__EXTRACTED MATERIAL__:
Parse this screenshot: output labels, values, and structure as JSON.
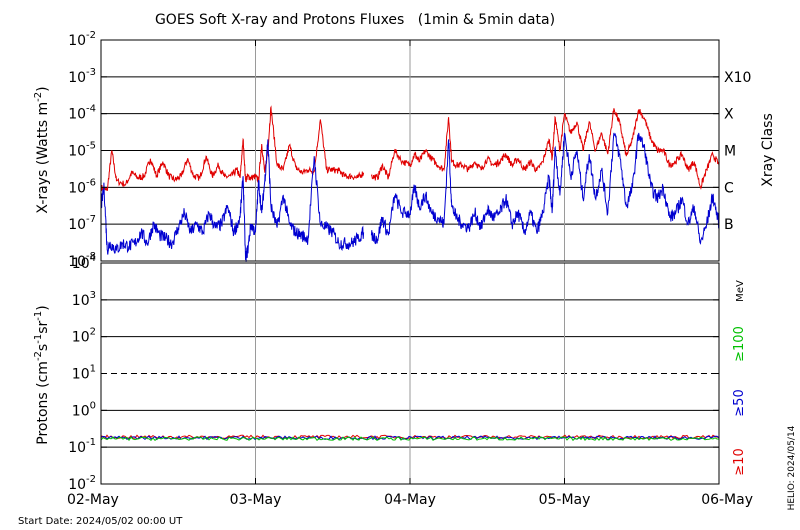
{
  "chart_data": [
    {
      "type": "line",
      "title": "GOES Soft X-ray and Protons Fluxes   (1min & 5min data)",
      "ylabel": "X-rays (Watts m^-2)",
      "ylabel_main": "X-rays (Watts m",
      "ylabel_sup": "-2",
      "ylabel_close": ")",
      "y_scale": "log",
      "ylim": [
        1e-08,
        0.01
      ],
      "ytick_exponents": [
        "-2",
        "-3",
        "-4",
        "-5",
        "-6",
        "-7",
        "-8"
      ],
      "grid_lines": [
        0.001,
        0.0001,
        1e-05,
        1e-06,
        1e-07
      ],
      "right_axis_label": "Xray Class",
      "class_labels": [
        {
          "label": "X10",
          "level": 0.001
        },
        {
          "label": "X",
          "level": 0.0001
        },
        {
          "label": "M",
          "level": 1e-05
        },
        {
          "label": "C",
          "level": 1e-06
        },
        {
          "label": "B",
          "level": 1e-07
        }
      ],
      "x_range_days": [
        0,
        4
      ],
      "colors": {
        "long_channel": "#e00000",
        "short_channel": "#0000d0",
        "grid": "#000000",
        "day_lines": "#9a9a9a"
      },
      "series": [
        {
          "channel": "long",
          "color": "#e00000",
          "x_days": [
            0.0,
            0.04,
            0.07,
            0.1,
            0.16,
            0.2,
            0.24,
            0.28,
            0.32,
            0.36,
            0.4,
            0.44,
            0.48,
            0.52,
            0.56,
            0.6,
            0.64,
            0.68,
            0.72,
            0.76,
            0.8,
            0.84,
            0.88,
            0.9,
            0.92,
            0.935,
            0.95,
            0.97,
            1.0,
            1.02,
            1.04,
            1.06,
            1.08,
            1.1,
            1.14,
            1.18,
            1.22,
            1.26,
            1.3,
            1.34,
            1.38,
            1.42,
            1.46,
            1.5,
            1.54,
            1.58,
            1.62,
            1.66,
            1.7
          ],
          "y": [
            1e-06,
            8e-07,
            1e-05,
            1.5e-06,
            1.2e-06,
            2.5e-06,
            1.8e-06,
            2e-06,
            6e-06,
            2e-06,
            5e-06,
            2e-06,
            1.6e-06,
            2e-06,
            6e-06,
            2e-06,
            1.8e-06,
            7e-06,
            2e-06,
            4e-06,
            1.9e-06,
            2e-06,
            3e-06,
            1.8e-06,
            2e-05,
            1.6e-06,
            2e-06,
            1.8e-06,
            2e-06,
            1.5e-06,
            1.5e-05,
            2.5e-06,
            1e-05,
            0.00015,
            4e-06,
            3e-06,
            1.4e-05,
            3.5e-06,
            2.5e-06,
            3e-06,
            2.7e-06,
            7e-05,
            3e-06,
            3e-06,
            2.8e-06,
            2e-06,
            2e-06,
            1.8e-06,
            2.5e-06
          ]
        },
        {
          "channel": "long",
          "color": "#e00000",
          "x_days": [
            1.75,
            1.79,
            1.82,
            1.86,
            1.9,
            1.95,
            2.0,
            2.03,
            2.06,
            2.1,
            2.14,
            2.18,
            2.22,
            2.25,
            2.27,
            2.3,
            2.34,
            2.38,
            2.42,
            2.46,
            2.5,
            2.54,
            2.58,
            2.62,
            2.66,
            2.7,
            2.74,
            2.78,
            2.82,
            2.86,
            2.9,
            2.92,
            2.94,
            2.97,
            3.0,
            3.04,
            3.08,
            3.12,
            3.16,
            3.2,
            3.24,
            3.28,
            3.32,
            3.36,
            3.4,
            3.44,
            3.48,
            3.52,
            3.56,
            3.6,
            3.64,
            3.68,
            3.72,
            3.76,
            3.8,
            3.84,
            3.88,
            3.92,
            3.96,
            4.0
          ],
          "y": [
            2e-06,
            1.8e-06,
            4e-06,
            1.8e-06,
            1e-05,
            5e-06,
            4e-06,
            8e-06,
            5e-06,
            1e-05,
            6e-06,
            4e-06,
            3e-06,
            8e-05,
            5e-06,
            4e-06,
            4e-06,
            3e-06,
            5e-06,
            3e-06,
            6e-06,
            4e-06,
            5e-06,
            8e-06,
            4e-06,
            6e-06,
            3e-06,
            5e-06,
            2.8e-06,
            5e-06,
            2e-05,
            6e-06,
            8e-05,
            1e-05,
            0.0001,
            3e-05,
            6e-05,
            1e-05,
            6e-05,
            1e-05,
            3e-05,
            8e-06,
            0.00014,
            5e-05,
            7e-06,
            2e-05,
            0.00013,
            7e-05,
            2e-05,
            1e-05,
            1e-05,
            4e-06,
            5e-06,
            8e-06,
            3e-06,
            5e-06,
            1e-06,
            3e-06,
            8e-06,
            4e-06
          ]
        },
        {
          "channel": "short",
          "color": "#0000d0",
          "x_days": [
            0.0,
            0.02,
            0.04,
            0.06,
            0.1,
            0.14,
            0.18,
            0.22,
            0.26,
            0.3,
            0.34,
            0.38,
            0.42,
            0.46,
            0.5,
            0.54,
            0.58,
            0.62,
            0.66,
            0.7,
            0.74,
            0.78,
            0.82,
            0.86,
            0.9,
            0.92,
            0.935,
            0.95,
            0.97,
            1.0,
            1.02,
            1.04,
            1.06,
            1.08,
            1.1,
            1.14,
            1.18,
            1.22,
            1.26,
            1.3,
            1.34,
            1.38,
            1.42,
            1.46,
            1.5,
            1.54,
            1.58,
            1.62,
            1.66,
            1.7
          ],
          "y": [
            3e-07,
            1e-06,
            2e-08,
            3e-08,
            2e-08,
            3e-08,
            2.5e-08,
            3e-08,
            6e-08,
            3e-08,
            1e-07,
            5e-08,
            4e-08,
            3e-08,
            8e-08,
            2e-07,
            6e-08,
            1e-07,
            6e-08,
            2e-07,
            8e-08,
            1e-07,
            3e-07,
            6e-08,
            1.5e-07,
            2e-06,
            1.2e-08,
            2e-08,
            1e-07,
            6e-08,
            1.5e-06,
            2e-07,
            1.5e-06,
            2e-05,
            3e-07,
            8e-08,
            6e-07,
            1e-07,
            6e-08,
            5e-08,
            4e-08,
            7e-06,
            1e-07,
            8e-08,
            6e-08,
            3e-08,
            3e-08,
            3e-08,
            4e-08,
            6e-08
          ]
        },
        {
          "channel": "short",
          "color": "#0000d0",
          "x_days": [
            1.75,
            1.79,
            1.82,
            1.86,
            1.9,
            1.95,
            2.0,
            2.03,
            2.06,
            2.1,
            2.14,
            2.18,
            2.22,
            2.25,
            2.27,
            2.3,
            2.34,
            2.38,
            2.42,
            2.46,
            2.5,
            2.54,
            2.58,
            2.62,
            2.66,
            2.7,
            2.74,
            2.78,
            2.82,
            2.86,
            2.9,
            2.92,
            2.94,
            2.97,
            3.0,
            3.04,
            3.08,
            3.12,
            3.16,
            3.2,
            3.24,
            3.28,
            3.32,
            3.36,
            3.4,
            3.44,
            3.48,
            3.52,
            3.56,
            3.6,
            3.64,
            3.68,
            3.72,
            3.76,
            3.8,
            3.84,
            3.88,
            3.92,
            3.96,
            4.0
          ],
          "y": [
            5e-08,
            4e-08,
            1.5e-07,
            5e-08,
            6e-07,
            2e-07,
            2e-07,
            1e-06,
            3e-07,
            6e-07,
            2e-07,
            1.5e-07,
            1e-07,
            2e-05,
            3e-07,
            1.5e-07,
            1e-07,
            8e-08,
            2e-07,
            8e-08,
            2.5e-07,
            1.5e-07,
            2e-07,
            5e-07,
            1e-07,
            2e-07,
            6e-08,
            2e-07,
            6e-08,
            2e-07,
            2e-06,
            2e-07,
            1.2e-05,
            6e-07,
            3e-05,
            2e-06,
            1e-05,
            5e-07,
            8e-06,
            5e-07,
            3e-06,
            2e-07,
            3e-05,
            6e-06,
            3e-07,
            1e-06,
            3e-05,
            1e-05,
            1e-06,
            5e-07,
            1e-06,
            1.5e-07,
            2e-07,
            5e-07,
            1e-07,
            3e-07,
            3e-08,
            1e-07,
            6e-07,
            1e-07
          ]
        }
      ]
    },
    {
      "type": "line",
      "ylabel": "Protons (cm^-2 s^-1 sr^-1)",
      "y_scale": "log",
      "ylim": [
        0.01,
        10000
      ],
      "ytick_exponents": [
        "4",
        "3",
        "2",
        "1",
        "0",
        "-1",
        "-2"
      ],
      "grid_solid": [
        1000,
        100,
        1,
        0.1
      ],
      "grid_dashed": [
        10
      ],
      "unit_label": "MeV",
      "channel_labels": [
        {
          "label": "≥100",
          "color": "#00c000"
        },
        {
          "label": "≥50",
          "color": "#0000d0"
        },
        {
          "label": "≥10",
          "color": "#e00000"
        }
      ],
      "series": [
        {
          "name": "≥10",
          "color": "#e00000",
          "level": 0.19,
          "x_days": [
            0,
            4
          ]
        },
        {
          "name": "≥50",
          "color": "#0000d0",
          "level": 0.18,
          "x_days": [
            0,
            4
          ]
        },
        {
          "name": "≥100",
          "color": "#00c000",
          "level": 0.17,
          "x_days": [
            0,
            4
          ]
        }
      ]
    }
  ],
  "x_axis": {
    "tick_labels": [
      "02-May",
      "03-May",
      "04-May",
      "05-May",
      "06-May"
    ],
    "tick_days": [
      0,
      1,
      2,
      3,
      4
    ]
  },
  "footer": {
    "start_date": "Start Date: 2024/05/02 00:00 UT",
    "credit": "HELIO: 2024/05/14"
  }
}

__GIVEN INSTRUCTION__:
For the records above, state how many lines include the string "level", giving the number and nothing else.

__EXERCISE ANSWER__:
8